-- TO DO --
Say how many lines include "уполномоченного", with no words around the number.

Data excerpts
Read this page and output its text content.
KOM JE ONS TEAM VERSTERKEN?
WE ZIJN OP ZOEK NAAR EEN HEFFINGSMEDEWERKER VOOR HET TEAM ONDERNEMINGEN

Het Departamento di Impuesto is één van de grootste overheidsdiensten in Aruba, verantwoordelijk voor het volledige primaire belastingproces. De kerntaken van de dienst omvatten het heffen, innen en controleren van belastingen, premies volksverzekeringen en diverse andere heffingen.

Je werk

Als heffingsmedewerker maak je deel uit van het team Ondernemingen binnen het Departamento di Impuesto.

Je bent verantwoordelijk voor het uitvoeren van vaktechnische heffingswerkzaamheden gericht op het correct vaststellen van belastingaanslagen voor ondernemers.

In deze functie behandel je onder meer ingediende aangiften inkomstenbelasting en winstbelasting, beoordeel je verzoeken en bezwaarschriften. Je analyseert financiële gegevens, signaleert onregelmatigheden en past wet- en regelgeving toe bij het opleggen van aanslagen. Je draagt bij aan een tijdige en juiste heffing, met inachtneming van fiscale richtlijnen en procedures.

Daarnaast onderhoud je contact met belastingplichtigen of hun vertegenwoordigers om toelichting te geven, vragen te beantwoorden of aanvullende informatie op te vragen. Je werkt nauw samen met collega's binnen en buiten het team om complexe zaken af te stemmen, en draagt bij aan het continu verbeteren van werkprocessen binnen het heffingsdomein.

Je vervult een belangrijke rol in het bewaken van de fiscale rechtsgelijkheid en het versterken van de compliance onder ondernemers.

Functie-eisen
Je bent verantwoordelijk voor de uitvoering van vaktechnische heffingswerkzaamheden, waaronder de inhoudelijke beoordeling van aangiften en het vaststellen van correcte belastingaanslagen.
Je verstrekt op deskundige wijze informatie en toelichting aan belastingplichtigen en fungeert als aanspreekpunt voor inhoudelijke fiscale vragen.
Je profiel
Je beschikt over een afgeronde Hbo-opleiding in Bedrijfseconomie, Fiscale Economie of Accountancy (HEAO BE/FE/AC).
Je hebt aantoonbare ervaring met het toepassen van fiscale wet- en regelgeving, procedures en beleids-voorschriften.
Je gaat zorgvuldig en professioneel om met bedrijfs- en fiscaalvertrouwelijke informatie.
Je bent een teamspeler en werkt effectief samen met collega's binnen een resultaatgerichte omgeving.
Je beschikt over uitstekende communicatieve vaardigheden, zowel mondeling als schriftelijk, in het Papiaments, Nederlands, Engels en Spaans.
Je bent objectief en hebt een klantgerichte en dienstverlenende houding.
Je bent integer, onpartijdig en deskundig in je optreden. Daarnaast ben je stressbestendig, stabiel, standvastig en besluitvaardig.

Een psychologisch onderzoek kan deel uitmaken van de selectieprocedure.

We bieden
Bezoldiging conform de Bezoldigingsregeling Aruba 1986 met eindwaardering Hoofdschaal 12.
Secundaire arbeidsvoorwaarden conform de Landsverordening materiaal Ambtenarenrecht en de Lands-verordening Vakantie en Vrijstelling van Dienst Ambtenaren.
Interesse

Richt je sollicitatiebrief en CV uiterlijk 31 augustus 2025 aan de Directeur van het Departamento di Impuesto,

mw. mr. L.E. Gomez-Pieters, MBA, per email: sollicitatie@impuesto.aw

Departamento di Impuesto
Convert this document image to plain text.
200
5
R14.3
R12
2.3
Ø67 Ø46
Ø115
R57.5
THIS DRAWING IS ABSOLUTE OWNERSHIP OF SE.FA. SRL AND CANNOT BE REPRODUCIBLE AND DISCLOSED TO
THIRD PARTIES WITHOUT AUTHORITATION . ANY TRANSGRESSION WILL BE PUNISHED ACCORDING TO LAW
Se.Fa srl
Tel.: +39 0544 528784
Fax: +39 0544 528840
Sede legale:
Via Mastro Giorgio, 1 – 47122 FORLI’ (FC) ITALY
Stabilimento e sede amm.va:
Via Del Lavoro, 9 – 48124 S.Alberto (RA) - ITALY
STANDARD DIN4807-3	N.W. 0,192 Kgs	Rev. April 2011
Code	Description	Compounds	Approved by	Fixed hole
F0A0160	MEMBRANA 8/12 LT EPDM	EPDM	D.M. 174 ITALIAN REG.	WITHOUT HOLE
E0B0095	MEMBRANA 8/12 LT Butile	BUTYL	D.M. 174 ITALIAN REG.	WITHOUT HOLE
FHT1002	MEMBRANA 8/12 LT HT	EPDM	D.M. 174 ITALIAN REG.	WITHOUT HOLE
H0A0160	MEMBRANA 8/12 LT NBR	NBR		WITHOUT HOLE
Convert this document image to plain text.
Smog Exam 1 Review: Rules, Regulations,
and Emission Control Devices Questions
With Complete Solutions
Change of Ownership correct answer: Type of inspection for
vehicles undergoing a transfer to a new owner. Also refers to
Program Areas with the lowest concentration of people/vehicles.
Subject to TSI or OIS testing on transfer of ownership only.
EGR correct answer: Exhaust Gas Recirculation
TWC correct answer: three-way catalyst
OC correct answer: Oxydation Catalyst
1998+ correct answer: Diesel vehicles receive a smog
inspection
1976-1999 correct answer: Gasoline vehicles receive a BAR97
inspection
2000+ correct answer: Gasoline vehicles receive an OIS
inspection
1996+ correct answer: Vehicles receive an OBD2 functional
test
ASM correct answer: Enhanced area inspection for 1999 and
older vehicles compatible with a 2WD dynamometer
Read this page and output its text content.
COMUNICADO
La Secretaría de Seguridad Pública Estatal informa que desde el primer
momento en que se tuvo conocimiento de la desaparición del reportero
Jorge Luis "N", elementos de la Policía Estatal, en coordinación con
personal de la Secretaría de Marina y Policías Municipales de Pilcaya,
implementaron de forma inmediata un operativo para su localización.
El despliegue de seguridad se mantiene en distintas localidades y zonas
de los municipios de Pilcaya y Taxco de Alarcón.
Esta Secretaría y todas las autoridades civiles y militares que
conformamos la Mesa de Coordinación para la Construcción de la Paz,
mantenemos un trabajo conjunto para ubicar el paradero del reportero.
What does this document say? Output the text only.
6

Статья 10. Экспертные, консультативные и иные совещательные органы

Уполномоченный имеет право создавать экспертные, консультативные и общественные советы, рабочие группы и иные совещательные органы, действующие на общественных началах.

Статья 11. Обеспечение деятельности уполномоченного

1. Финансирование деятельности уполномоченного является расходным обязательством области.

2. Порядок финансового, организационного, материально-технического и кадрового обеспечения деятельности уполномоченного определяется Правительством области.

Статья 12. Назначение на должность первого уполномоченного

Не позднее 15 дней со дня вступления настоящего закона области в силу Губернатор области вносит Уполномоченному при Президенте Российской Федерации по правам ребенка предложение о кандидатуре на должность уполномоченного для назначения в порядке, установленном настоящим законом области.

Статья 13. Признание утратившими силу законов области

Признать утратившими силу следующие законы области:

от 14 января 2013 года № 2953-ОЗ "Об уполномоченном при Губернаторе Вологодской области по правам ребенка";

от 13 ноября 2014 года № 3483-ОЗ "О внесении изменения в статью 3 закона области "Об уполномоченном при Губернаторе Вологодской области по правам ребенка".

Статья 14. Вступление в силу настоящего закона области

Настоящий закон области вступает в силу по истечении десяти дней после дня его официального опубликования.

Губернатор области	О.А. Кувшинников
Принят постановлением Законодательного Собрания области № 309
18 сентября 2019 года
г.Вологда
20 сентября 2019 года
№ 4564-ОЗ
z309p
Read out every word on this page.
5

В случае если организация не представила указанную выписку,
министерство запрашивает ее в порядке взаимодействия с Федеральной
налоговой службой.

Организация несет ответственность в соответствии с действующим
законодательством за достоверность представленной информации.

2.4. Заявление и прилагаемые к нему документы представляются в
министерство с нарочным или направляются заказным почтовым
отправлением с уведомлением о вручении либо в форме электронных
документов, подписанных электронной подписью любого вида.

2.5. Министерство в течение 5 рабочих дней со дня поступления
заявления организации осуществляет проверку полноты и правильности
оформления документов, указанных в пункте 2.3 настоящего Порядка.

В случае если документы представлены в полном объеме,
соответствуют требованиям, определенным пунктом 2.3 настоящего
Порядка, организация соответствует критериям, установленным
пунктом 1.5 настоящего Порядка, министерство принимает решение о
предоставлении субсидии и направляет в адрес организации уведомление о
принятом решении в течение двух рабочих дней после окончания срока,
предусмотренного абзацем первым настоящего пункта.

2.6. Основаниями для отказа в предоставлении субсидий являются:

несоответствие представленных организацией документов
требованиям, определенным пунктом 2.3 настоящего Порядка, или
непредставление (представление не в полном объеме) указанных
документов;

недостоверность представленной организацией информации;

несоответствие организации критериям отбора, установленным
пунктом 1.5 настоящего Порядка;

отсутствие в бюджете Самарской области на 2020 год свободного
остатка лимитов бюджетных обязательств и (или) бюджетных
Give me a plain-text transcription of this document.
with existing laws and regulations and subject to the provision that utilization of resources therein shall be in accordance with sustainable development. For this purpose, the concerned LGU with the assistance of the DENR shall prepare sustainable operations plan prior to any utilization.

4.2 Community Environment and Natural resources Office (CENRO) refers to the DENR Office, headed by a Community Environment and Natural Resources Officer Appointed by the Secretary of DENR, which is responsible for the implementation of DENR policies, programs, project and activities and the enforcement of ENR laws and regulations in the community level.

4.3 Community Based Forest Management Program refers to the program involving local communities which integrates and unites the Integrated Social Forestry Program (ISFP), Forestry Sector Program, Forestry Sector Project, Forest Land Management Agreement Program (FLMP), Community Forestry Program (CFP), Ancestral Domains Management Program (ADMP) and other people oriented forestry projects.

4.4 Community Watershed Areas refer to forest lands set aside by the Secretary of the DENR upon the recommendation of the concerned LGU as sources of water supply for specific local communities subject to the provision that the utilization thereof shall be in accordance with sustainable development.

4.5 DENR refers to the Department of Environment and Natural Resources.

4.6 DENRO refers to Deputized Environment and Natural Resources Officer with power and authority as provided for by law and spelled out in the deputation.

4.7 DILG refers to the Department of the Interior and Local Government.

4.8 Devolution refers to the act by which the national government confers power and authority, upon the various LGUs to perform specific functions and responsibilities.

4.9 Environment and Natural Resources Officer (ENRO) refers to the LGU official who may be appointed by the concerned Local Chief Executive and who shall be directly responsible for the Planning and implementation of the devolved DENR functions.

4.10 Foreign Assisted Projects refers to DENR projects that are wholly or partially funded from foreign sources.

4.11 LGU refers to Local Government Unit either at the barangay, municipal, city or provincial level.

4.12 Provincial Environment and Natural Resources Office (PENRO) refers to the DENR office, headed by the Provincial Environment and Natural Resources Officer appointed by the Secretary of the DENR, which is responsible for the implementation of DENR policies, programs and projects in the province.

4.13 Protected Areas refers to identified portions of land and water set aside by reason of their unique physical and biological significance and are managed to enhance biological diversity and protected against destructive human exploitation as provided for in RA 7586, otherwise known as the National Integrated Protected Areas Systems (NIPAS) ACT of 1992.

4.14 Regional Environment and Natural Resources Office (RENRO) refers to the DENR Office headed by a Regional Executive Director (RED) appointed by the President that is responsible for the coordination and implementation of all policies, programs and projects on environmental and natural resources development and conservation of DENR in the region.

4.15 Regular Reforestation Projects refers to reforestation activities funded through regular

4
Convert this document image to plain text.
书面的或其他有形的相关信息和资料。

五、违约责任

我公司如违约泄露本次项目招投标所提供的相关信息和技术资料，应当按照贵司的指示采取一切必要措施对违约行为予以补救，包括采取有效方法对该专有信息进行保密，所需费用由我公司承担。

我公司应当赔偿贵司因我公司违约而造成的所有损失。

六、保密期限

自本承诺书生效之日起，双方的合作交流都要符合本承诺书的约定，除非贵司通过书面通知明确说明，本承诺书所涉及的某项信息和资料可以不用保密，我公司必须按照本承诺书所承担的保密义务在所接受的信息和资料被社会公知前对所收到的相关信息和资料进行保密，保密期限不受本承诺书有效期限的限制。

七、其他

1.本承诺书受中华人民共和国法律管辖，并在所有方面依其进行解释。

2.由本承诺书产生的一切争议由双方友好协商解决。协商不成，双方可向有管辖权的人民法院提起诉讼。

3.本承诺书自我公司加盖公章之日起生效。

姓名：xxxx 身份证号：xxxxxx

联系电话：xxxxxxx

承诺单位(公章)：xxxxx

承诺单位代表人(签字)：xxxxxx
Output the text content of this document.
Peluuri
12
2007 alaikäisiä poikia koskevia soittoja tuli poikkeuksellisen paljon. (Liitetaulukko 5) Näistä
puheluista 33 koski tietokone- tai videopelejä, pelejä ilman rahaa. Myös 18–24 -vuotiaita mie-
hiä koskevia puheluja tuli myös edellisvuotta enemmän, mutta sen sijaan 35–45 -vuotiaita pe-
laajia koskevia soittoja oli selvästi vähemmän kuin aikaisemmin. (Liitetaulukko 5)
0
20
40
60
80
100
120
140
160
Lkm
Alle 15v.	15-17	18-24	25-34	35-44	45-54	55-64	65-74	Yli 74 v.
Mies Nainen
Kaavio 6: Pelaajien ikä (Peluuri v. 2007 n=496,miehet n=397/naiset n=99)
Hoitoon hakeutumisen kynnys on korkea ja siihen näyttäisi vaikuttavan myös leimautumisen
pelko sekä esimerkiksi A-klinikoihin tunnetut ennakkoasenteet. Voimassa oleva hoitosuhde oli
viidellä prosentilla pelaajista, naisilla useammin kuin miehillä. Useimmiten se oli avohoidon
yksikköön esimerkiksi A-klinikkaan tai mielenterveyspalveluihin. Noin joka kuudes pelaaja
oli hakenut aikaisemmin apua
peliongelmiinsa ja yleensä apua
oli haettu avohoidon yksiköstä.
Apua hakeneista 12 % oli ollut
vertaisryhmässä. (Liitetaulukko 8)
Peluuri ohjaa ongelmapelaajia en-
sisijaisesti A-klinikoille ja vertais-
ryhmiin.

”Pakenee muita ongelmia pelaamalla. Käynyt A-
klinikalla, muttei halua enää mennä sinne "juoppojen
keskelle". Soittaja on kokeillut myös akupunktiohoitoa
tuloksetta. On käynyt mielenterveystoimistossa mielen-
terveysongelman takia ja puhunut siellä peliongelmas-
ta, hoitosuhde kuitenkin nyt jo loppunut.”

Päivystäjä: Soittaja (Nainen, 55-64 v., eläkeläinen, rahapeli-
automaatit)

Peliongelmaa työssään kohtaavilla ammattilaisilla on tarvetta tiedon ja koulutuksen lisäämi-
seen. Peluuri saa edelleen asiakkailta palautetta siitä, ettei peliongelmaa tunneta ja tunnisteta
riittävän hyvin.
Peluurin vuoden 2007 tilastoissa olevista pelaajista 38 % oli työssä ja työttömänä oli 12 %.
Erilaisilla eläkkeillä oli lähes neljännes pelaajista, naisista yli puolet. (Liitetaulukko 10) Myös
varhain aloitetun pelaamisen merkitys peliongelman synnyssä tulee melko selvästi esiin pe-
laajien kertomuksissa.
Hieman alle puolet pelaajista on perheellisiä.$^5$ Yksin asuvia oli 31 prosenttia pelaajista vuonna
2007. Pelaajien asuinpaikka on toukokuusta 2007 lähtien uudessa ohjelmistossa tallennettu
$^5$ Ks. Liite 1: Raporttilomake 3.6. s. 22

-- RESULT OF THIS TASK --
5